## Stated exercise
Output the material below unchanged, apart from leaving out the pictures.

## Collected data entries
:::::

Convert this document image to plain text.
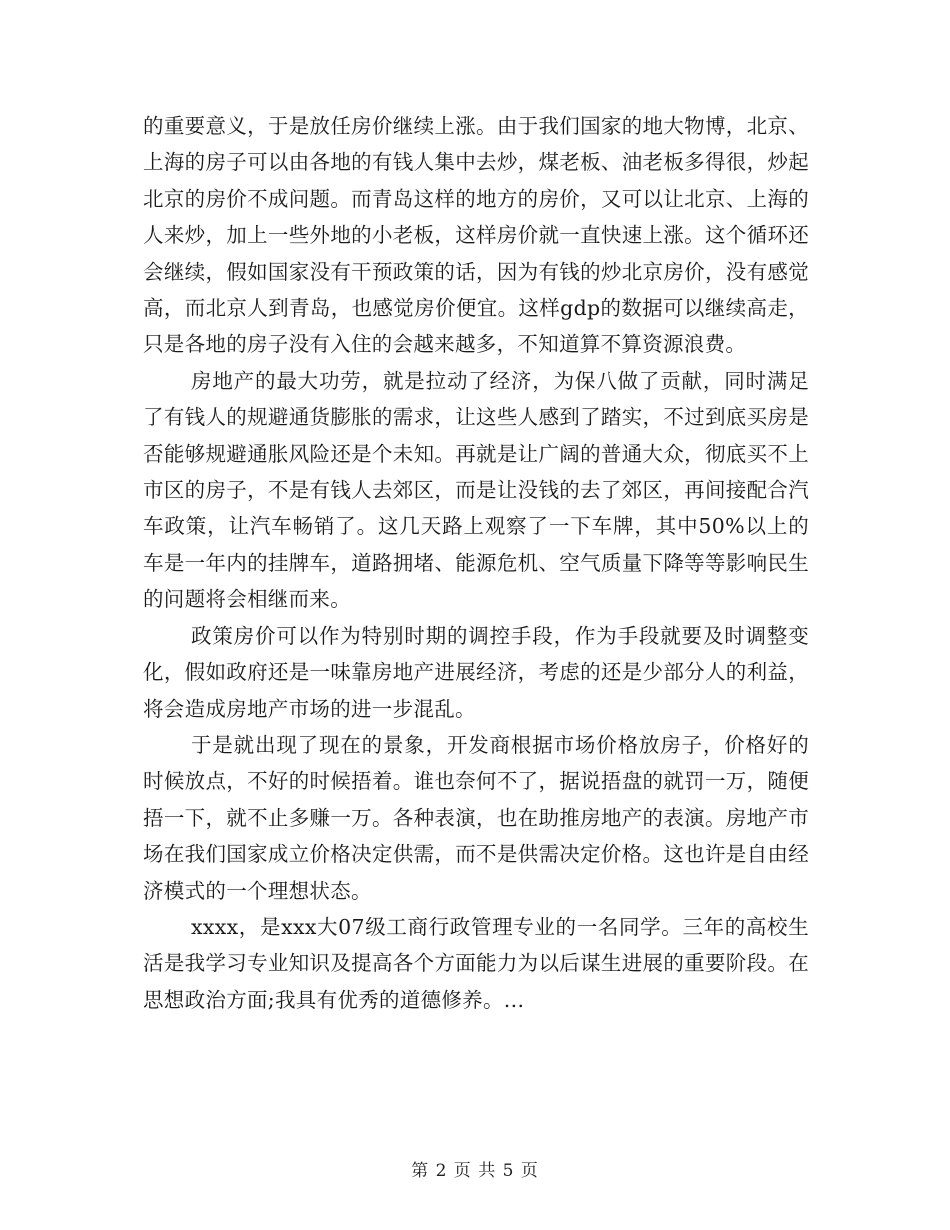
的重要意义，于是放任房价继续上涨。由于我们国家的地大物博，北京、上海的房子可以由各地的有钱人集中去炒，煤老板、油老板多得很，炒起北京的房价不成问题。而青岛这样的地方的房价，又可以让北京、上海的人来炒，加上一些外地的小老板，这样房价就一直快速上涨。这个循环还会继续，假如国家没有干预政策的话，因为有钱的炒北京房价，没有感觉高，而北京人到青岛，也感觉房价便宜。这样gdp的数据可以继续高走，只是各地的房子没有入住的会越来越多，不知道算不算资源浪费。

房地产的最大功劳，就是拉动了经济，为保八做了贡献，同时满足了有钱人的规避通货膨胀的需求，让这些人感到了踏实，不过到底买房是否能够规避通胀风险还是个未知。再就是让广阔的普通大众，彻底买不上市区的房子，不是有钱人去郊区，而是让没钱的去了郊区，再间接配合汽车政策，让汽车畅销了。这几天路上观察了一下车牌，其中50%以上的车是一年内的挂牌车，道路拥堵、能源危机、空气质量下降等等影响民生的问题将会相继而来。

政策房价可以作为特别时期的调控手段，作为手段就要及时调整变化，假如政府还是一味靠房地产进展经济，考虑的还是少部分人的利益，将会造成房地产市场的进一步混乱。

于是就出现了现在的景象，开发商根据市场价格放房子，价格好的时候放点，不好的时候捂着。谁也奈何不了，据说捂盘的就罚一万，随便捂一下，就不止多赚一万。各种表演，也在助推房地产的表演。房地产市场在我们国家成立价格决定供需，而不是供需决定价格。这也许是自由经济模式的一个理想状态。

xxxx，是xxx大07级工商行政管理专业的一名同学。三年的高校生活是我学习专业知识及提高各个方面能力为以后谋生进展的重要阶段。在思想政治方面;我具有优秀的道德修养。...

第 2 页 共 5 页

:::::

## Complete answer
Convert this document image to plain text.
的重要意义，于是放任房价继续上涨。由于我们国家的地大物博，北京、上海的房子可以由各地的有钱人集中去炒，煤老板、油老板多得很，炒起北京的房价不成问题。而青岛这样的地方的房价，又可以让北京、上海的人来炒，加上一些外地的小老板，这样房价就一直快速上涨。这个循环还会继续，假如国家没有干预政策的话，因为有钱的炒北京房价，没有感觉高，而北京人到青岛，也感觉房价便宜。这样gdp的数据可以继续高走，只是各地的房子没有入住的会越来越多，不知道算不算资源浪费。

房地产的最大功劳，就是拉动了经济，为保八做了贡献，同时满足了有钱人的规避通货膨胀的需求，让这些人感到了踏实，不过到底买房是否能够规避通胀风险还是个未知。再就是让广阔的普通大众，彻底买不上市区的房子，不是有钱人去郊区，而是让没钱的去了郊区，再间接配合汽车政策，让汽车畅销了。这几天路上观察了一下车牌，其中50%以上的车是一年内的挂牌车，道路拥堵、能源危机、空气质量下降等等影响民生的问题将会相继而来。

政策房价可以作为特别时期的调控手段，作为手段就要及时调整变化，假如政府还是一味靠房地产进展经济，考虑的还是少部分人的利益，将会造成房地产市场的进一步混乱。

于是就出现了现在的景象，开发商根据市场价格放房子，价格好的时候放点，不好的时候捂着。谁也奈何不了，据说捂盘的就罚一万，随便捂一下，就不止多赚一万。各种表演，也在助推房地产的表演。房地产市场在我们国家成立价格决定供需，而不是供需决定价格。这也许是自由经济模式的一个理想状态。

xxxx，是xxx大07级工商行政管理专业的一名同学。三年的高校生活是我学习专业知识及提高各个方面能力为以后谋生进展的重要阶段。在思想政治方面;我具有优秀的道德修养。...

第 2 页 共 5 页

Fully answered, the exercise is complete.